**Exercise**
Set down every record once more, exactly as given.

## start Supplied data

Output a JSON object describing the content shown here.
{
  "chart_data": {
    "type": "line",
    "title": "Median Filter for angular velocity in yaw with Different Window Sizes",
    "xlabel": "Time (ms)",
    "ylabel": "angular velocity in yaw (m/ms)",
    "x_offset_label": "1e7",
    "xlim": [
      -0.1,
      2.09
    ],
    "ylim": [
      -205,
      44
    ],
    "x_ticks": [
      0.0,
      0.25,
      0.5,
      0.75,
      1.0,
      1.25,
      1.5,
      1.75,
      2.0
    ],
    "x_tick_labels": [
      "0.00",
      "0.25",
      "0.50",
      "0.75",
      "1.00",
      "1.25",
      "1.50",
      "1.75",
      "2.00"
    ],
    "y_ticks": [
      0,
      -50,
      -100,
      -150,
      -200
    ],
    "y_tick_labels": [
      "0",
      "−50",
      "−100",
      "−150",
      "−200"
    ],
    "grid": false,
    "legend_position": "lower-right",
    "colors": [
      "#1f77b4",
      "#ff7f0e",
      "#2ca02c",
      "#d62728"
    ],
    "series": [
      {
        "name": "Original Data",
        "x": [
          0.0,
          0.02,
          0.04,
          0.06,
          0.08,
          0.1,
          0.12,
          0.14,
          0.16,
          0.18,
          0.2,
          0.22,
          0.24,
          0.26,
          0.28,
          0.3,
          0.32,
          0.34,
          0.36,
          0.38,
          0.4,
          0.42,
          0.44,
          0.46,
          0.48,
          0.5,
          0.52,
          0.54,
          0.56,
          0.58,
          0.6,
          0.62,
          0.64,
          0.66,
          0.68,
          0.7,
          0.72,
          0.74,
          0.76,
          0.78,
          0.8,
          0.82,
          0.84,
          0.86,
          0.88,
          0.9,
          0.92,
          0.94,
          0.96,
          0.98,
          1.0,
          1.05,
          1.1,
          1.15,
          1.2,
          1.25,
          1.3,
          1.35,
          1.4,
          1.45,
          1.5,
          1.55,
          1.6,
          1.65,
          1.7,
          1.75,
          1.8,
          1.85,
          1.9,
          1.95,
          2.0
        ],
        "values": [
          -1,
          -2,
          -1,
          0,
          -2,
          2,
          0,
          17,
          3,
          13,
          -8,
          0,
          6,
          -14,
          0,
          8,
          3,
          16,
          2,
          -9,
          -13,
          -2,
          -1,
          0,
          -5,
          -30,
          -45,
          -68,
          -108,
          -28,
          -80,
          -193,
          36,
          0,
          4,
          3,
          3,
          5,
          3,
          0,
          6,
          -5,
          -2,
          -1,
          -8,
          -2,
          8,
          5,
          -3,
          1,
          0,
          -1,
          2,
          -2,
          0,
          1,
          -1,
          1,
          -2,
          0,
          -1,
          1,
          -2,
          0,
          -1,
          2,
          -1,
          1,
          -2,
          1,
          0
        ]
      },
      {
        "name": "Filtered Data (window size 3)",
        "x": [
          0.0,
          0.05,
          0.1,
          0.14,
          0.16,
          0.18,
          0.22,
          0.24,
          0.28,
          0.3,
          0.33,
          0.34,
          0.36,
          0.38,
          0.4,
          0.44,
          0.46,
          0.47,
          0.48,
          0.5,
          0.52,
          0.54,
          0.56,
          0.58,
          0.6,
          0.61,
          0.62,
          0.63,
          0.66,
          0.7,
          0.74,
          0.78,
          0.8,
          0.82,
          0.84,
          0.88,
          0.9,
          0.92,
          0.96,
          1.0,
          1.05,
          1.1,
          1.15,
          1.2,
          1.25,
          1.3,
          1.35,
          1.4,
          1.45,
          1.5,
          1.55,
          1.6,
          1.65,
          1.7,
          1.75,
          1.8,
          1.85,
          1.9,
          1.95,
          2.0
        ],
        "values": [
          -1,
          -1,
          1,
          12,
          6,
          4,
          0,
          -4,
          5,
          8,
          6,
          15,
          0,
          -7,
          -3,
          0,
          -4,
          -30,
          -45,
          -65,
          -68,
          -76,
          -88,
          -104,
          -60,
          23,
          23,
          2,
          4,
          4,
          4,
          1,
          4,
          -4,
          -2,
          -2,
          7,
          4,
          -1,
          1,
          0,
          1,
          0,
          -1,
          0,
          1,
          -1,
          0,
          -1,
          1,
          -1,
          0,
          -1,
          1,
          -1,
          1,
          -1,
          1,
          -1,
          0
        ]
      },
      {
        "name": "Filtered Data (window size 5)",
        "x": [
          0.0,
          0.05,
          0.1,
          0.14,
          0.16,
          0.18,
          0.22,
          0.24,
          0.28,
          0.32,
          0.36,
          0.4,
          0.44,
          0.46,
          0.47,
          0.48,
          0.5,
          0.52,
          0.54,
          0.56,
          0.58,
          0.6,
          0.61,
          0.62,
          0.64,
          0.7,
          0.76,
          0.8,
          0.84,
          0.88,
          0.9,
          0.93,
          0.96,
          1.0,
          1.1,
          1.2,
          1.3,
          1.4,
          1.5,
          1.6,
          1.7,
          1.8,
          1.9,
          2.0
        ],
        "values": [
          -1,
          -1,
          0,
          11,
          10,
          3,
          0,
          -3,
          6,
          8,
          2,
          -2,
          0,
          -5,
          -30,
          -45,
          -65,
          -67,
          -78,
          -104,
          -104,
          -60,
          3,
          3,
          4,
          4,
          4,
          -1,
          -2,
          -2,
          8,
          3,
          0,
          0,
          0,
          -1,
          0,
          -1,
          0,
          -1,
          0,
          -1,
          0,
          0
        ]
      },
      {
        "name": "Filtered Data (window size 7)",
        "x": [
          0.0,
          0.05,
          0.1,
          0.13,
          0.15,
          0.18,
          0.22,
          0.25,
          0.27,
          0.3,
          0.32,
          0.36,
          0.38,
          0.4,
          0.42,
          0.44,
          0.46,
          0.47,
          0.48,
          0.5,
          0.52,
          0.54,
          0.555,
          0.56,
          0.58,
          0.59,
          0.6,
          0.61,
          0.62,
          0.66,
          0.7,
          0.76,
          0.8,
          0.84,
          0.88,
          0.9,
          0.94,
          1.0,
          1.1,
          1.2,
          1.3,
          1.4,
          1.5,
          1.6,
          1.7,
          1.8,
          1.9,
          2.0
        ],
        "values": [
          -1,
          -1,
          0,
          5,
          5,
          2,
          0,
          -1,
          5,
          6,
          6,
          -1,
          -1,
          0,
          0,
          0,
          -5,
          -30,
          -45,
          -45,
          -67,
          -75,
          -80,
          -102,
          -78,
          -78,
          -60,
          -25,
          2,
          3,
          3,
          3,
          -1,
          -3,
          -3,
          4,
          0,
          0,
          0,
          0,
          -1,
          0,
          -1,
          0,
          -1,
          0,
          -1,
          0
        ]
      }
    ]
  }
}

## end Supplied data

**Problem solution**
Output a JSON object describing the content shown here.
{
  "chart_data": {
    "type": "line",
    "title": "Median Filter for angular velocity in yaw with Different Window Sizes",
    "xlabel": "Time (ms)",
    "ylabel": "angular velocity in yaw (m/ms)",
    "x_offset_label": "1e7",
    "xlim": [
      -0.1,
      2.09
    ],
    "ylim": [
      -205,
      44
    ],
    "x_ticks": [
      0.0,
      0.25,
      0.5,
      0.75,
      1.0,
      1.25,
      1.5,
      1.75,
      2.0
    ],
    "x_tick_labels": [
      "0.00",
      "0.25",
      "0.50",
      "0.75",
      "1.00",
      "1.25",
      "1.50",
      "1.75",
      "2.00"
    ],
    "y_ticks": [
      0,
      -50,
      -100,
      -150,
      -200
    ],
    "y_tick_labels": [
      "0",
      "−50",
      "−100",
      "−150",
      "−200"
    ],
    "grid": false,
    "legend_position": "lower-right",
    "colors": [
      "#1f77b4",
      "#ff7f0e",
      "#2ca02c",
      "#d62728"
    ],
    "series": [
      {
        "name": "Original Data",
        "x": [
          0.0,
          0.02,
          0.04,
          0.06,
          0.08,
          0.1,
          0.12,
          0.14,
          0.16,
          0.18,
          0.2,
          0.22,
          0.24,
          0.26,
          0.28,
          0.3,
          0.32,
          0.34,
          0.36,
          0.38,
          0.4,
          0.42,
          0.44,
          0.46,
          0.48,
          0.5,
          0.52,
          0.54,
          0.56,
          0.58,
          0.6,
          0.62,
          0.64,
          0.66,
          0.68,
          0.7,
          0.72,
          0.74,
          0.76,
          0.78,
          0.8,
          0.82,
          0.84,
          0.86,
          0.88,
          0.9,
          0.92,
          0.94,
          0.96,
          0.98,
          1.0,
          1.05,
          1.1,
          1.15,
          1.2,
          1.25,
          1.3,
          1.35,
          1.4,
          1.45,
          1.5,
          1.55,
          1.6,
          1.65,
          1.7,
          1.75,
          1.8,
          1.85,
          1.9,
          1.95,
          2.0
        ],
        "values": [
          -1,
          -2,
          -1,
          0,
          -2,
          2,
          0,
          17,
          3,
          13,
          -8,
          0,
          6,
          -14,
          0,
          8,
          3,
          16,
          2,
          -9,
          -13,
          -2,
          -1,
          0,
          -5,
          -30,
          -45,
          -68,
          -108,
          -28,
          -80,
          -193,
          36,
          0,
          4,
          3,
          3,
          5,
          3,
          0,
          6,
          -5,
          -2,
          -1,
          -8,
          -2,
          8,
          5,
          -3,
          1,
          0,
          -1,
          2,
          -2,
          0,
          1,
          -1,
          1,
          -2,
          0,
          -1,
          1,
          -2,
          0,
          -1,
          2,
          -1,
          1,
          -2,
          1,
          0
        ]
      },
      {
        "name": "Filtered Data (window size 3)",
        "x": [
          0.0,
          0.05,
          0.1,
          0.14,
          0.16,
          0.18,
          0.22,
          0.24,
          0.28,
          0.3,
          0.33,
          0.34,
          0.36,
          0.38,
          0.4,
          0.44,
          0.46,
          0.47,
          0.48,
          0.5,
          0.52,
          0.54,
          0.56,
          0.58,
          0.6,
          0.61,
          0.62,
          0.63,
          0.66,
          0.7,
          0.74,
          0.78,
          0.8,
          0.82,
          0.84,
          0.88,
          0.9,
          0.92,
          0.96,
          1.0,
          1.05,
          1.1,
          1.15,
          1.2,
          1.25,
          1.3,
          1.35,
          1.4,
          1.45,
          1.5,
          1.55,
          1.6,
          1.65,
          1.7,
          1.75,
          1.8,
          1.85,
          1.9,
          1.95,
          2.0
        ],
        "values": [
          -1,
          -1,
          1,
          12,
          6,
          4,
          0,
          -4,
          5,
          8,
          6,
          15,
          0,
          -7,
          -3,
          0,
          -4,
          -30,
          -45,
          -65,
          -68,
          -76,
          -88,
          -104,
          -60,
          23,
          23,
          2,
          4,
          4,
          4,
          1,
          4,
          -4,
          -2,
          -2,
          7,
          4,
          -1,
          1,
          0,
          1,
          0,
          -1,
          0,
          1,
          -1,
          0,
          -1,
          1,
          -1,
          0,
          -1,
          1,
          -1,
          1,
          -1,
          1,
          -1,
          0
        ]
      },
      {
        "name": "Filtered Data (window size 5)",
        "x": [
          0.0,
          0.05,
          0.1,
          0.14,
          0.16,
          0.18,
          0.22,
          0.24,
          0.28,
          0.32,
          0.36,
          0.4,
          0.44,
          0.46,
          0.47,
          0.48,
          0.5,
          0.52,
          0.54,
          0.56,
          0.58,
          0.6,
          0.61,
          0.62,
          0.64,
          0.7,
          0.76,
          0.8,
          0.84,
          0.88,
          0.9,
          0.93,
          0.96,
          1.0,
          1.1,
          1.2,
          1.3,
          1.4,
          1.5,
          1.6,
          1.7,
          1.8,
          1.9,
          2.0
        ],
        "values": [
          -1,
          -1,
          0,
          11,
          10,
          3,
          0,
          -3,
          6,
          8,
          2,
          -2,
          0,
          -5,
          -30,
          -45,
          -65,
          -67,
          -78,
          -104,
          -104,
          -60,
          3,
          3,
          4,
          4,
          4,
          -1,
          -2,
          -2,
          8,
          3,
          0,
          0,
          0,
          -1,
          0,
          -1,
          0,
          -1,
          0,
          -1,
          0,
          0
        ]
      },
      {
        "name": "Filtered Data (window size 7)",
        "x": [
          0.0,
          0.05,
          0.1,
          0.13,
          0.15,
          0.18,
          0.22,
          0.25,
          0.27,
          0.3,
          0.32,
          0.36,
          0.38,
          0.4,
          0.42,
          0.44,
          0.46,
          0.47,
          0.48,
          0.5,
          0.52,
          0.54,
          0.555,
          0.56,
          0.58,
          0.59,
          0.6,
          0.61,
          0.62,
          0.66,
          0.7,
          0.76,
          0.8,
          0.84,
          0.88,
          0.9,
          0.94,
          1.0,
          1.1,
          1.2,
          1.3,
          1.4,
          1.5,
          1.6,
          1.7,
          1.8,
          1.9,
          2.0
        ],
        "values": [
          -1,
          -1,
          0,
          5,
          5,
          2,
          0,
          -1,
          5,
          6,
          6,
          -1,
          -1,
          0,
          0,
          0,
          -5,
          -30,
          -45,
          -45,
          -67,
          -75,
          -80,
          -102,
          -78,
          -78,
          -60,
          -25,
          2,
          3,
          3,
          3,
          -1,
          -3,
          -3,
          4,
          0,
          0,
          0,
          0,
          -1,
          0,
          -1,
          0,
          -1,
          0,
          -1,
          0
        ]
      }
    ]
  }
}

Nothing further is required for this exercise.